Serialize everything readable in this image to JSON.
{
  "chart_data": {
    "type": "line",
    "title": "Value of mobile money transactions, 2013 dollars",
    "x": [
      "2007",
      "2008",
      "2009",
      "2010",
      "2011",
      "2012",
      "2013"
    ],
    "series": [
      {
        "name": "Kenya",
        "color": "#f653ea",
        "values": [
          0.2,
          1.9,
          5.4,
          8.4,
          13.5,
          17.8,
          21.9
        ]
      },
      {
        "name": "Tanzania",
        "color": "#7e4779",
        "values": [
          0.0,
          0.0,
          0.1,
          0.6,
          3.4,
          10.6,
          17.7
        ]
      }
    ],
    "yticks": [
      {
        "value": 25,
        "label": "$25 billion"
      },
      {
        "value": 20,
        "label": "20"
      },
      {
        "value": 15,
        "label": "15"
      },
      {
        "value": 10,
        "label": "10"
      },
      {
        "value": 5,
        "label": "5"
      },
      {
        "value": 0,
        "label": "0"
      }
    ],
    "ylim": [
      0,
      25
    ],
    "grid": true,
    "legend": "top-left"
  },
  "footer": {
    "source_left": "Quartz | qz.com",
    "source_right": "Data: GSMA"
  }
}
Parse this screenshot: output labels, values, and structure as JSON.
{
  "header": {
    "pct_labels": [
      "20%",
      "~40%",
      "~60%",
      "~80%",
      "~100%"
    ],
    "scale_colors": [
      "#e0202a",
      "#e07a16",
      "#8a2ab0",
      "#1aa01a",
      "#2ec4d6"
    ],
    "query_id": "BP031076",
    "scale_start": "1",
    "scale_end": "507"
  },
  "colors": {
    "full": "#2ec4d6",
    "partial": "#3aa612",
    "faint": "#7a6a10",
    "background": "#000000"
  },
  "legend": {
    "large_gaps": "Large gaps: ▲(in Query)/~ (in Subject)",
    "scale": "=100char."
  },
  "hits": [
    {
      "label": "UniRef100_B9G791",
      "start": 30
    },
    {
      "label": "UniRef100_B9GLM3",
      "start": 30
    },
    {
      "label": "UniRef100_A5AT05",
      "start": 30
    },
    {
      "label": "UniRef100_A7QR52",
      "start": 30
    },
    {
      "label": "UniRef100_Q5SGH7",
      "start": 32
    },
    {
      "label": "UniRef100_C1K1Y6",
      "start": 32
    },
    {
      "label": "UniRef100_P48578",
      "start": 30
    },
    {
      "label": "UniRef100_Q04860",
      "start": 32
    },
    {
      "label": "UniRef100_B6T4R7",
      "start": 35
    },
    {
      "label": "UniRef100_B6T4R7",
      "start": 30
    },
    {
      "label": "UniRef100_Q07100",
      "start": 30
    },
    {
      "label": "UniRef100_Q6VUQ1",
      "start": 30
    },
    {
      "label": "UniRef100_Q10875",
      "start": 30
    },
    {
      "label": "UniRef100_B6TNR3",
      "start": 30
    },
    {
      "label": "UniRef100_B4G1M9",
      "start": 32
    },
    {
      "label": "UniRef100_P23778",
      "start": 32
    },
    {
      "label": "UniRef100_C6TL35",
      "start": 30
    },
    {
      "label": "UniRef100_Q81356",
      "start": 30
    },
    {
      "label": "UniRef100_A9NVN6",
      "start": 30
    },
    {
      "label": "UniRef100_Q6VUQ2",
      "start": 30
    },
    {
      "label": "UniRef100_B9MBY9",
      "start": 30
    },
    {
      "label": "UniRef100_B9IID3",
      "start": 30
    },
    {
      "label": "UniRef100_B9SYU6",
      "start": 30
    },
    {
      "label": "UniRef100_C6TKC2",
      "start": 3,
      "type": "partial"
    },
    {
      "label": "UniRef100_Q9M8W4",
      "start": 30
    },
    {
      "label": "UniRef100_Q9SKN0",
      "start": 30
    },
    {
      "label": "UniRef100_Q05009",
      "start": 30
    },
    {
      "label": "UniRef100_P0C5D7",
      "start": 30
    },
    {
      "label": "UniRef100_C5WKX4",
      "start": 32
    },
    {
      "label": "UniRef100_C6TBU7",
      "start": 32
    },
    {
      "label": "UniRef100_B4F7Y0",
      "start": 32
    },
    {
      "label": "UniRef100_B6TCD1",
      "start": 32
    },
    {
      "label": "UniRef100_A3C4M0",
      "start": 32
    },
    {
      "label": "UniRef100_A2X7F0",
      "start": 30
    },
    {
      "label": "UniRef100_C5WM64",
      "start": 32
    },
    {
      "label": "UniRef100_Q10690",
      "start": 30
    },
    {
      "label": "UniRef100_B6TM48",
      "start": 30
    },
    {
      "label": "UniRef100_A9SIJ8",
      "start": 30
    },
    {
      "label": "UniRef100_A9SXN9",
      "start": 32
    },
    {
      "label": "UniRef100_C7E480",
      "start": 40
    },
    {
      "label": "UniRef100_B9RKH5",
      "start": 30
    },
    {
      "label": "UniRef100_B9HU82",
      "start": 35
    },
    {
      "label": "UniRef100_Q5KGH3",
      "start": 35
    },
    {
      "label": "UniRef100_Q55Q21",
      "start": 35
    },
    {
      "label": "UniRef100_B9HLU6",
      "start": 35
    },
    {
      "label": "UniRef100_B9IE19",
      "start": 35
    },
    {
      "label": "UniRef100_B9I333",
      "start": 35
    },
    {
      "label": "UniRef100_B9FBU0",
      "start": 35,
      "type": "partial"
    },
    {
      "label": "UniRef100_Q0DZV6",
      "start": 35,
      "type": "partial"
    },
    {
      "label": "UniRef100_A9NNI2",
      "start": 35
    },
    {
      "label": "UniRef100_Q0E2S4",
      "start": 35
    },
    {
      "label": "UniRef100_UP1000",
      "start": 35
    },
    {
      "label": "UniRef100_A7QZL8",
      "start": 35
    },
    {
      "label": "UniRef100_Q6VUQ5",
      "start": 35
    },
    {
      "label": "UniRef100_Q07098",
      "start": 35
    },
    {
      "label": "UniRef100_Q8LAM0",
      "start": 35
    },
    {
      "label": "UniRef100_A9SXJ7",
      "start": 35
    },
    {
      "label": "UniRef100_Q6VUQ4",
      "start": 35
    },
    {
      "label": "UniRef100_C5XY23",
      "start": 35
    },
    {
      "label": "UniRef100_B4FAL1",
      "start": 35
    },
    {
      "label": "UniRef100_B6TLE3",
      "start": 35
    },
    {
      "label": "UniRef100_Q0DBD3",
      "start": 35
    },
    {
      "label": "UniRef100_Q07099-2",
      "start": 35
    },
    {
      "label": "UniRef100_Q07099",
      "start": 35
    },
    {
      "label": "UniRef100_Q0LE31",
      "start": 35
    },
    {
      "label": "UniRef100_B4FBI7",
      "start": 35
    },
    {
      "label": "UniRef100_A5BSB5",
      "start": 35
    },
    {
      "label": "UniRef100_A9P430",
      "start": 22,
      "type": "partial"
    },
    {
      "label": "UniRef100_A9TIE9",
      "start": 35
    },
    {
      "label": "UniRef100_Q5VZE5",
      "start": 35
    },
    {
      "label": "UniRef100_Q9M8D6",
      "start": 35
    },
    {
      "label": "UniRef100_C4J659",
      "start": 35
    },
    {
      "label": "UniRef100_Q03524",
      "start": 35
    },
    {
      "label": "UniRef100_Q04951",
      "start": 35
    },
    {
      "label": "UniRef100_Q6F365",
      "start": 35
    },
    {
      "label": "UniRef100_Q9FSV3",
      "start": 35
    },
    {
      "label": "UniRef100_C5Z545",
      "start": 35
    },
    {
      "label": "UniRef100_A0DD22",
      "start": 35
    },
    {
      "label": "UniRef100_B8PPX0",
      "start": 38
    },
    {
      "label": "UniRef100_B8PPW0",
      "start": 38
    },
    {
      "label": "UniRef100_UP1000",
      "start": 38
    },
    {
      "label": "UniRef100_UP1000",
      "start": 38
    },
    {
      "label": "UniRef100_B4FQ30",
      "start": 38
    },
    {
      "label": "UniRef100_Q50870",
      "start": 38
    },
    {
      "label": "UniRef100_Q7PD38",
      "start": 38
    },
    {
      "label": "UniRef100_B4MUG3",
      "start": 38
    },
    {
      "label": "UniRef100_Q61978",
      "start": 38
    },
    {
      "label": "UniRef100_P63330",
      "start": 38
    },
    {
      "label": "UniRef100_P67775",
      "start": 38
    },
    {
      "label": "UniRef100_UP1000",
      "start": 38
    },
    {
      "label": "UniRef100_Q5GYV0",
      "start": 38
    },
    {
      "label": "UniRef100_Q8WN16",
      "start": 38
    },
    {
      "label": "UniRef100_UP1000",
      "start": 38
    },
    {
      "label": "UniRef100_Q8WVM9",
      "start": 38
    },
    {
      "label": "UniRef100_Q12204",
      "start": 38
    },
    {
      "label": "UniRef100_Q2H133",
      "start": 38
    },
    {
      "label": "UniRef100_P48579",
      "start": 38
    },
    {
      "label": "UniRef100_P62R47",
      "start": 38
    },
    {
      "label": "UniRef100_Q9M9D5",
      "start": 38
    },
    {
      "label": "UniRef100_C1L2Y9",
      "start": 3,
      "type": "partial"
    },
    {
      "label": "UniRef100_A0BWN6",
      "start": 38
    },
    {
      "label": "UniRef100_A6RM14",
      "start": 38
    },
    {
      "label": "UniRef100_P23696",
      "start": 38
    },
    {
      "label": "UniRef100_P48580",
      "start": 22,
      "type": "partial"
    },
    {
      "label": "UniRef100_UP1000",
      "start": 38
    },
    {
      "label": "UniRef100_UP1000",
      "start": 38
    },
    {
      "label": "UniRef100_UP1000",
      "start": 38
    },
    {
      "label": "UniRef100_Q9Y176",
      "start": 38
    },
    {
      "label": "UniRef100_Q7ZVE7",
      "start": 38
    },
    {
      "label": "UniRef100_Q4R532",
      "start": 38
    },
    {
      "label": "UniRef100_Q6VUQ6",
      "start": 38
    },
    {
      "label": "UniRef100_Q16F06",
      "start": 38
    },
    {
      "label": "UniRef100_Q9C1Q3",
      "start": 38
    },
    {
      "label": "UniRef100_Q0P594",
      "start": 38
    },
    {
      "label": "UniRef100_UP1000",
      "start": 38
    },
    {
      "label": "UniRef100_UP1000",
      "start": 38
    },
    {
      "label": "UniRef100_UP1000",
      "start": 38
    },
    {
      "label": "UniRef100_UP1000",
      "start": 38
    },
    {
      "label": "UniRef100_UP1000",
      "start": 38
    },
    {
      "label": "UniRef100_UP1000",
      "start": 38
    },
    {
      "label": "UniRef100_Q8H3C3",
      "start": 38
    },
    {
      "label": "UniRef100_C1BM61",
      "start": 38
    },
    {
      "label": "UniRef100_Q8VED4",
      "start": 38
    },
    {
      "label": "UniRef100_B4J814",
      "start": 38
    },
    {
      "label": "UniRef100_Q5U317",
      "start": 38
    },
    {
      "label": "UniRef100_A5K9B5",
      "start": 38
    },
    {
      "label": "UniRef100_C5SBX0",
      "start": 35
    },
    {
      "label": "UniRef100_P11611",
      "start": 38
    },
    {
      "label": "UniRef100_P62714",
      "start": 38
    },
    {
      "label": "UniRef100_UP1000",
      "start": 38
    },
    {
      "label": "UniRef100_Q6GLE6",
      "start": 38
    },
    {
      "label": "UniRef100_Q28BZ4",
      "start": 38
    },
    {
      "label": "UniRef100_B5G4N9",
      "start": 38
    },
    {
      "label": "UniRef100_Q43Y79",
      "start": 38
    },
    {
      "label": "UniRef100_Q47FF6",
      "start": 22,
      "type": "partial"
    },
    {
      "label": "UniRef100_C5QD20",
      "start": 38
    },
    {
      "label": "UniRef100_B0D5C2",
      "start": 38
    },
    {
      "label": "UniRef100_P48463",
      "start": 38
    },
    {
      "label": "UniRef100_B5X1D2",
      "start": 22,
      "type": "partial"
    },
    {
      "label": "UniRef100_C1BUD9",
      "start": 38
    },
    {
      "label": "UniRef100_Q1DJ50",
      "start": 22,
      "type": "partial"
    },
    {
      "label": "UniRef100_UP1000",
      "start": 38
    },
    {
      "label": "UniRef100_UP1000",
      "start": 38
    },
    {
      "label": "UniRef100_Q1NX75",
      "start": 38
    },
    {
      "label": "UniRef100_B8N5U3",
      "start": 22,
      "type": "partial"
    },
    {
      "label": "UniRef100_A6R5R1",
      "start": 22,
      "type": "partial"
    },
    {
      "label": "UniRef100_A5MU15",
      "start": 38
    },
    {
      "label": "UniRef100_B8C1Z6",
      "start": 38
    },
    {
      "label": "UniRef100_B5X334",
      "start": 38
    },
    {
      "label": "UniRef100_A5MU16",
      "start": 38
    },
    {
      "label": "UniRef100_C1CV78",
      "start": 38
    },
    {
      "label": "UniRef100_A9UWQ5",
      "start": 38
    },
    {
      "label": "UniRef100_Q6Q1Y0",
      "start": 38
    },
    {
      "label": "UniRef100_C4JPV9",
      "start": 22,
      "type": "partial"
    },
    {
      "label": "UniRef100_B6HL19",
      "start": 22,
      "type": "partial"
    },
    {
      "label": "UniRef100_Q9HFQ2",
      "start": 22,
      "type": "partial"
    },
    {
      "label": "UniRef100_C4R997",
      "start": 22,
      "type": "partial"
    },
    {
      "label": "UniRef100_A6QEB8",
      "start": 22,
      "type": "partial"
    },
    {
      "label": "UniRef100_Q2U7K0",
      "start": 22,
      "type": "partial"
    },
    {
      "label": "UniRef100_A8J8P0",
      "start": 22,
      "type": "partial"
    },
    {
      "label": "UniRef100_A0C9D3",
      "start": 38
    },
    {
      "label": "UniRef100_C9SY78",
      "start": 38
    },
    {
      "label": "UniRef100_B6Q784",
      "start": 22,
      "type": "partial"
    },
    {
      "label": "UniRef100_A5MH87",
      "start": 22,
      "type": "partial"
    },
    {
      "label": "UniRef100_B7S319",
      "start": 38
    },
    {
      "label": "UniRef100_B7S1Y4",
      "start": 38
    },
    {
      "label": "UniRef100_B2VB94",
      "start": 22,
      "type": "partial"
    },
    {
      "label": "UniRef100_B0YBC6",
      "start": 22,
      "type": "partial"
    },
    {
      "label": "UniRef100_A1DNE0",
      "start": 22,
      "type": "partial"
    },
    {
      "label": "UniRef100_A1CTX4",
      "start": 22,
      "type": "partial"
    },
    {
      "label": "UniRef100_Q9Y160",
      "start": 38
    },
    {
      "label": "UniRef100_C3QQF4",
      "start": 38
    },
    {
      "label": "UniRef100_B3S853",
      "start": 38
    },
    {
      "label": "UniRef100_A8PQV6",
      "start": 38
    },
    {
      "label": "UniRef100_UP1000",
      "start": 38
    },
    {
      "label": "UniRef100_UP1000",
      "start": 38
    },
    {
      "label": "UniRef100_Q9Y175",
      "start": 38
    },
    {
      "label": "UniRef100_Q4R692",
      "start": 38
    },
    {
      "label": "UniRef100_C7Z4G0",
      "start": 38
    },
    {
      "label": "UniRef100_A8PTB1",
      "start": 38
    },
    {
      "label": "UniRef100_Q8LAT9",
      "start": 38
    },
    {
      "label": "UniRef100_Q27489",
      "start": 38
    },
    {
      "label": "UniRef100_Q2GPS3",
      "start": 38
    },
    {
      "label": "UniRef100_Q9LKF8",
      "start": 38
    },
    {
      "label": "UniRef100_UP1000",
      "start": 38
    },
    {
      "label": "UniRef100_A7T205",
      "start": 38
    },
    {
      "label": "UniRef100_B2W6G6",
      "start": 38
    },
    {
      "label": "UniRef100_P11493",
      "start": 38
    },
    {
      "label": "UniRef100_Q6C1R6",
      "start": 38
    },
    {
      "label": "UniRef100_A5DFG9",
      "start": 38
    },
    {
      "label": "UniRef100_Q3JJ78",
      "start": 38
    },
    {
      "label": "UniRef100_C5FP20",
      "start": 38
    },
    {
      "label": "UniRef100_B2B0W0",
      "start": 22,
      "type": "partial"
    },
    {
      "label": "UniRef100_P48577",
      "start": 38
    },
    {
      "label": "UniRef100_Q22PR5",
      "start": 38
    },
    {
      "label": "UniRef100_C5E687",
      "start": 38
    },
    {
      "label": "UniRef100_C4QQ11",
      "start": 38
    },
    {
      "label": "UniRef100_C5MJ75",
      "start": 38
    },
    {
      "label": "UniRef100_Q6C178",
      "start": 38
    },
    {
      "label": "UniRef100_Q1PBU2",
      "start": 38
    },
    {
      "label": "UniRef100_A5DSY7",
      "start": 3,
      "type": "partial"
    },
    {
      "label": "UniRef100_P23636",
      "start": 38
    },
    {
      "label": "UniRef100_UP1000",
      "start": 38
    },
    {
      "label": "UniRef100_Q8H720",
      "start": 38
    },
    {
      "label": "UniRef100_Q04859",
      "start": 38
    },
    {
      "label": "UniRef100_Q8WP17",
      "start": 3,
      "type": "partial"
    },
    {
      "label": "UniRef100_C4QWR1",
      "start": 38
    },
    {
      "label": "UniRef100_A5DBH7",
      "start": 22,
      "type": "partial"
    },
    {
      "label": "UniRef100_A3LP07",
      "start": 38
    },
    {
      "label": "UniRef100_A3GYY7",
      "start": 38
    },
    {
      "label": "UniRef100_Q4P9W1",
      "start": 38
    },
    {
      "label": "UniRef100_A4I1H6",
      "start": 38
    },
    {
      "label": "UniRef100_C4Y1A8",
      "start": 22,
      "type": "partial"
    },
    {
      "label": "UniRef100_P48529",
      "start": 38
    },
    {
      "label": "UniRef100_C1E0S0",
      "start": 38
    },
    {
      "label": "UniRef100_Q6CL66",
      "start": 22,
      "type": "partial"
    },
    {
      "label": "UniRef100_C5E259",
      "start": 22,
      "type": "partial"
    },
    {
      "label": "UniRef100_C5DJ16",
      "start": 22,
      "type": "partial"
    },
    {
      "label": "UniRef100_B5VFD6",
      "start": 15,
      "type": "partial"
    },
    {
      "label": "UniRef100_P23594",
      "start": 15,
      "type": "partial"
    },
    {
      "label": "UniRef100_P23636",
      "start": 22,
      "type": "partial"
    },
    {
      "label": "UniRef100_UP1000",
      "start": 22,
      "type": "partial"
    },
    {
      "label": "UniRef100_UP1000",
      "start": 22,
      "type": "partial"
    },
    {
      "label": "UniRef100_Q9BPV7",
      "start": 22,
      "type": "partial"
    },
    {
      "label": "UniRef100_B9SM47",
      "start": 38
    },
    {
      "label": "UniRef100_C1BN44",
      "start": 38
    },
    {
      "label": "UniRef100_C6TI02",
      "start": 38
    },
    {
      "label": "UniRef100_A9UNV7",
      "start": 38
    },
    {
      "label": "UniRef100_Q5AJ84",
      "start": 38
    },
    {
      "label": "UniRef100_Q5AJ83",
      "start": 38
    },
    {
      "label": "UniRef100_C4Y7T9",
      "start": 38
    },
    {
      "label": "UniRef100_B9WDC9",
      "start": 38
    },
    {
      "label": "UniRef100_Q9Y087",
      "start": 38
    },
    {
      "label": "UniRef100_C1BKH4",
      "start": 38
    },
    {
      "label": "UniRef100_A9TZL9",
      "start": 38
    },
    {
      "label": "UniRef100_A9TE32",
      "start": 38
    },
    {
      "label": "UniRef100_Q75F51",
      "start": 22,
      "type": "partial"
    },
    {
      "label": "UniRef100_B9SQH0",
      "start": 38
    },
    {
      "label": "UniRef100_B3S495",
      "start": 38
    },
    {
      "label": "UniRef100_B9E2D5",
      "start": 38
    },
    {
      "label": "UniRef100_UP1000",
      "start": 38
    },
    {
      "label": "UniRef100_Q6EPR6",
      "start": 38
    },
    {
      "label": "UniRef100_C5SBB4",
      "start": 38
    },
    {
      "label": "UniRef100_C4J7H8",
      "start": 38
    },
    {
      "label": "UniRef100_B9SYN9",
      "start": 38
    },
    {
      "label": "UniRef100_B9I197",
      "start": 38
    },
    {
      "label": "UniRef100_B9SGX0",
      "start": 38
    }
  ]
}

» **REQUIREMENT**
Set out every line from the material that contains the string "JSON".

» **WRITTEN ANSWER**
Serialize everything readable in this image to JSON.
Parse this screenshot: output labels, values, and structure as JSON.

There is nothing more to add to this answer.